## Your objective
The records should be written out in full, with nothing altered.

## Data for this exercise
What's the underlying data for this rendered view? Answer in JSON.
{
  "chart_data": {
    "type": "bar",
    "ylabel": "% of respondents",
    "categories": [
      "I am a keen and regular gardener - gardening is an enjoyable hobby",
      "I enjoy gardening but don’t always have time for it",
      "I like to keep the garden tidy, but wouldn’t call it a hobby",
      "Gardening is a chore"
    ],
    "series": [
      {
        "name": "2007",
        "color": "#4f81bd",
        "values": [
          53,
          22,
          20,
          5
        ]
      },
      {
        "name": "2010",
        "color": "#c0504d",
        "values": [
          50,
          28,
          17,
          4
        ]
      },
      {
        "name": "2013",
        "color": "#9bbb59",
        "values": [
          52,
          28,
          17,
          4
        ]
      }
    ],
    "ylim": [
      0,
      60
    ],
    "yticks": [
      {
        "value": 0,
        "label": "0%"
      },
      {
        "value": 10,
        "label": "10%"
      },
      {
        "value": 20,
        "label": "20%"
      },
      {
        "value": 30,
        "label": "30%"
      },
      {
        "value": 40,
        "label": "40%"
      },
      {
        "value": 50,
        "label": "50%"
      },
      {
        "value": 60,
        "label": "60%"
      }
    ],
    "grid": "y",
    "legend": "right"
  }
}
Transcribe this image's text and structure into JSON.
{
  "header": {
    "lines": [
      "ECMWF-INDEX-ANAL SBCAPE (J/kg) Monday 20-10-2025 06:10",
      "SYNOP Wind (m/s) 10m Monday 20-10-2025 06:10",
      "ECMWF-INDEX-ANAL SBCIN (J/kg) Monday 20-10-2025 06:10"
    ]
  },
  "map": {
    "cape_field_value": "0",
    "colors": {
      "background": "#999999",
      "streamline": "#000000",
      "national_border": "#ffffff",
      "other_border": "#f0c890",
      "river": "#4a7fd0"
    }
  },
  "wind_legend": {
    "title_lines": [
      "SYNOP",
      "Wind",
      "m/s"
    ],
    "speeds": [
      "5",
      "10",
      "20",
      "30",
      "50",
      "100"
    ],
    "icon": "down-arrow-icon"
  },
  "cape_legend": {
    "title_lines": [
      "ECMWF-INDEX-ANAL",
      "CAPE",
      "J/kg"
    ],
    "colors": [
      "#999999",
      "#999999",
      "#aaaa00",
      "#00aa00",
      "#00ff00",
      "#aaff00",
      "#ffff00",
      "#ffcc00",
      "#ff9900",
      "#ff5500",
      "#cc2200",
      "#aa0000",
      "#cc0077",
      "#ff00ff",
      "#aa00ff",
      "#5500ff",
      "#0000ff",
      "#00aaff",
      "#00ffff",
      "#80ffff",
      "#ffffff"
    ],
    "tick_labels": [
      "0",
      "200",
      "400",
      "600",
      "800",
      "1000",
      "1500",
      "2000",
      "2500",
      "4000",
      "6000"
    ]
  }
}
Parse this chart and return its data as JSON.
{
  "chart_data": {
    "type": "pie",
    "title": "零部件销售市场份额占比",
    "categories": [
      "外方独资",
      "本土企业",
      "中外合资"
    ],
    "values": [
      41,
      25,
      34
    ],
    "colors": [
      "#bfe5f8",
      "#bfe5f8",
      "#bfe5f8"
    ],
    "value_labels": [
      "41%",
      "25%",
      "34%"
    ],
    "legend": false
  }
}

## Solution for this task
What's the underlying data for this rendered view? Answer in JSON.
{
  "chart_data": {
    "type": "bar",
    "ylabel": "% of respondents",
    "categories": [
      "I am a keen and regular gardener - gardening is an enjoyable hobby",
      "I enjoy gardening but don’t always have time for it",
      "I like to keep the garden tidy, but wouldn’t call it a hobby",
      "Gardening is a chore"
    ],
    "series": [
      {
        "name": "2007",
        "color": "#4f81bd",
        "values": [
          53,
          22,
          20,
          5
        ]
      },
      {
        "name": "2010",
        "color": "#c0504d",
        "values": [
          50,
          28,
          17,
          4
        ]
      },
      {
        "name": "2013",
        "color": "#9bbb59",
        "values": [
          52,
          28,
          17,
          4
        ]
      }
    ],
    "ylim": [
      0,
      60
    ],
    "yticks": [
      {
        "value": 0,
        "label": "0%"
      },
      {
        "value": 10,
        "label": "10%"
      },
      {
        "value": 20,
        "label": "20%"
      },
      {
        "value": 30,
        "label": "30%"
      },
      {
        "value": 40,
        "label": "40%"
      },
      {
        "value": 50,
        "label": "50%"
      },
      {
        "value": 60,
        "label": "60%"
      }
    ],
    "grid": "y",
    "legend": "right"
  }
}
Transcribe this image's text and structure into JSON.
{
  "header": {
    "lines": [
      "ECMWF-INDEX-ANAL SBCAPE (J/kg) Monday 20-10-2025 06:10",
      "SYNOP Wind (m/s) 10m Monday 20-10-2025 06:10",
      "ECMWF-INDEX-ANAL SBCIN (J/kg) Monday 20-10-2025 06:10"
    ]
  },
  "map": {
    "cape_field_value": "0",
    "colors": {
      "background": "#999999",
      "streamline": "#000000",
      "national_border": "#ffffff",
      "other_border": "#f0c890",
      "river": "#4a7fd0"
    }
  },
  "wind_legend": {
    "title_lines": [
      "SYNOP",
      "Wind",
      "m/s"
    ],
    "speeds": [
      "5",
      "10",
      "20",
      "30",
      "50",
      "100"
    ],
    "icon": "down-arrow-icon"
  },
  "cape_legend": {
    "title_lines": [
      "ECMWF-INDEX-ANAL",
      "CAPE",
      "J/kg"
    ],
    "colors": [
      "#999999",
      "#999999",
      "#aaaa00",
      "#00aa00",
      "#00ff00",
      "#aaff00",
      "#ffff00",
      "#ffcc00",
      "#ff9900",
      "#ff5500",
      "#cc2200",
      "#aa0000",
      "#cc0077",
      "#ff00ff",
      "#aa00ff",
      "#5500ff",
      "#0000ff",
      "#00aaff",
      "#00ffff",
      "#80ffff",
      "#ffffff"
    ],
    "tick_labels": [
      "0",
      "200",
      "400",
      "600",
      "800",
      "1000",
      "1500",
      "2000",
      "2500",
      "4000",
      "6000"
    ]
  }
}
Parse this chart and return its data as JSON.
{
  "chart_data": {
    "type": "pie",
    "title": "零部件销售市场份额占比",
    "categories": [
      "外方独资",
      "本土企业",
      "中外合资"
    ],
    "values": [
      41,
      25,
      34
    ],
    "colors": [
      "#bfe5f8",
      "#bfe5f8",
      "#bfe5f8"
    ],
    "value_labels": [
      "41%",
      "25%",
      "34%"
    ],
    "legend": false
  }
}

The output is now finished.